Records from a data source:
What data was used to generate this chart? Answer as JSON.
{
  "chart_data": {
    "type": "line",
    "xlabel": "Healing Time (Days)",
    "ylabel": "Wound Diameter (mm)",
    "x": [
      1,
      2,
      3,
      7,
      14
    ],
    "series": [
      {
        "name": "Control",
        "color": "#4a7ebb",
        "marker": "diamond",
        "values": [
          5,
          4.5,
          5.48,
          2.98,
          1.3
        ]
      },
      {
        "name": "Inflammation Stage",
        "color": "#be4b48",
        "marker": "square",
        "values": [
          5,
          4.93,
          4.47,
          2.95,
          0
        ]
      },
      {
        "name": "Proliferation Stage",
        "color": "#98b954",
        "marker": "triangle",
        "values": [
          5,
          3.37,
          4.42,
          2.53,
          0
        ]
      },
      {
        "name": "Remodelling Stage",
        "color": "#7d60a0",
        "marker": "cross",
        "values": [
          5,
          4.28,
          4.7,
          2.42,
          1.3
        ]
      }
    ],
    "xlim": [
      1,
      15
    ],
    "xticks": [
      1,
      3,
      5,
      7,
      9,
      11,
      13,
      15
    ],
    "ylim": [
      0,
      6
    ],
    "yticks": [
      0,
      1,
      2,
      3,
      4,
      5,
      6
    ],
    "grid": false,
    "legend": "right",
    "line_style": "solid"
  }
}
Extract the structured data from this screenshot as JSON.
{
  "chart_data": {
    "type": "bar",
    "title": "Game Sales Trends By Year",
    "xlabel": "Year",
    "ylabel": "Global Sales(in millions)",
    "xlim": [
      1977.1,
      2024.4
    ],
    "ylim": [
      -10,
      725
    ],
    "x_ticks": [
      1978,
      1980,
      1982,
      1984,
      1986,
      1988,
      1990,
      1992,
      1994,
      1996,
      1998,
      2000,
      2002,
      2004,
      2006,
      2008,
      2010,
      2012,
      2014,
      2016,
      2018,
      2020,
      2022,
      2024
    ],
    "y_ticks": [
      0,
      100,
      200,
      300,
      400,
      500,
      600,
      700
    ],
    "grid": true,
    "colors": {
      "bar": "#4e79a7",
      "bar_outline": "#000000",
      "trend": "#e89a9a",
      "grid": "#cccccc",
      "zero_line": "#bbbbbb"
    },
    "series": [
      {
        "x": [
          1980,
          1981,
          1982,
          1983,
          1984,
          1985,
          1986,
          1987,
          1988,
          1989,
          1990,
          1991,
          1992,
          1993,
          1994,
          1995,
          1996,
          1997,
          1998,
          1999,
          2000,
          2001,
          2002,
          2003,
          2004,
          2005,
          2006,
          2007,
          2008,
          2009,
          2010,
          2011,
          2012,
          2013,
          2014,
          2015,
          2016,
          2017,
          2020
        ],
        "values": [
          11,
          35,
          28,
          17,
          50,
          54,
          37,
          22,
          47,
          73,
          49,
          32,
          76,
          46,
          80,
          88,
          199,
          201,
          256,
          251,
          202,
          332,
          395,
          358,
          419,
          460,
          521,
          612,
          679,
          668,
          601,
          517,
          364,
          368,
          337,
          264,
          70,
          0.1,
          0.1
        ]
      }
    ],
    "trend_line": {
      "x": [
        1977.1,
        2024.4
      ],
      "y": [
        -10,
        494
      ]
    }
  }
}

Task goal:
Reproduce the records above exactly.

Written answer:
What data was used to generate this chart? Answer as JSON.
{
  "chart_data": {
    "type": "line",
    "xlabel": "Healing Time (Days)",
    "ylabel": "Wound Diameter (mm)",
    "x": [
      1,
      2,
      3,
      7,
      14
    ],
    "series": [
      {
        "name": "Control",
        "color": "#4a7ebb",
        "marker": "diamond",
        "values": [
          5,
          4.5,
          5.48,
          2.98,
          1.3
        ]
      },
      {
        "name": "Inflammation Stage",
        "color": "#be4b48",
        "marker": "square",
        "values": [
          5,
          4.93,
          4.47,
          2.95,
          0
        ]
      },
      {
        "name": "Proliferation Stage",
        "color": "#98b954",
        "marker": "triangle",
        "values": [
          5,
          3.37,
          4.42,
          2.53,
          0
        ]
      },
      {
        "name": "Remodelling Stage",
        "color": "#7d60a0",
        "marker": "cross",
        "values": [
          5,
          4.28,
          4.7,
          2.42,
          1.3
        ]
      }
    ],
    "xlim": [
      1,
      15
    ],
    "xticks": [
      1,
      3,
      5,
      7,
      9,
      11,
      13,
      15
    ],
    "ylim": [
      0,
      6
    ],
    "yticks": [
      0,
      1,
      2,
      3,
      4,
      5,
      6
    ],
    "grid": false,
    "legend": "right",
    "line_style": "solid"
  }
}
Extract the structured data from this screenshot as JSON.
{
  "chart_data": {
    "type": "bar",
    "title": "Game Sales Trends By Year",
    "xlabel": "Year",
    "ylabel": "Global Sales(in millions)",
    "xlim": [
      1977.1,
      2024.4
    ],
    "ylim": [
      -10,
      725
    ],
    "x_ticks": [
      1978,
      1980,
      1982,
      1984,
      1986,
      1988,
      1990,
      1992,
      1994,
      1996,
      1998,
      2000,
      2002,
      2004,
      2006,
      2008,
      2010,
      2012,
      2014,
      2016,
      2018,
      2020,
      2022,
      2024
    ],
    "y_ticks": [
      0,
      100,
      200,
      300,
      400,
      500,
      600,
      700
    ],
    "grid": true,
    "colors": {
      "bar": "#4e79a7",
      "bar_outline": "#000000",
      "trend": "#e89a9a",
      "grid": "#cccccc",
      "zero_line": "#bbbbbb"
    },
    "series": [
      {
        "x": [
          1980,
          1981,
          1982,
          1983,
          1984,
          1985,
          1986,
          1987,
          1988,
          1989,
          1990,
          1991,
          1992,
          1993,
          1994,
          1995,
          1996,
          1997,
          1998,
          1999,
          2000,
          2001,
          2002,
          2003,
          2004,
          2005,
          2006,
          2007,
          2008,
          2009,
          2010,
          2011,
          2012,
          2013,
          2014,
          2015,
          2016,
          2017,
          2020
        ],
        "values": [
          11,
          35,
          28,
          17,
          50,
          54,
          37,
          22,
          47,
          73,
          49,
          32,
          76,
          46,
          80,
          88,
          199,
          201,
          256,
          251,
          202,
          332,
          395,
          358,
          419,
          460,
          521,
          612,
          679,
          668,
          601,
          517,
          364,
          368,
          337,
          264,
          70,
          0.1,
          0.1
        ]
      }
    ],
    "trend_line": {
      "x": [
        1977.1,
        2024.4
      ],
      "y": [
        -10,
        494
      ]
    }
  }
}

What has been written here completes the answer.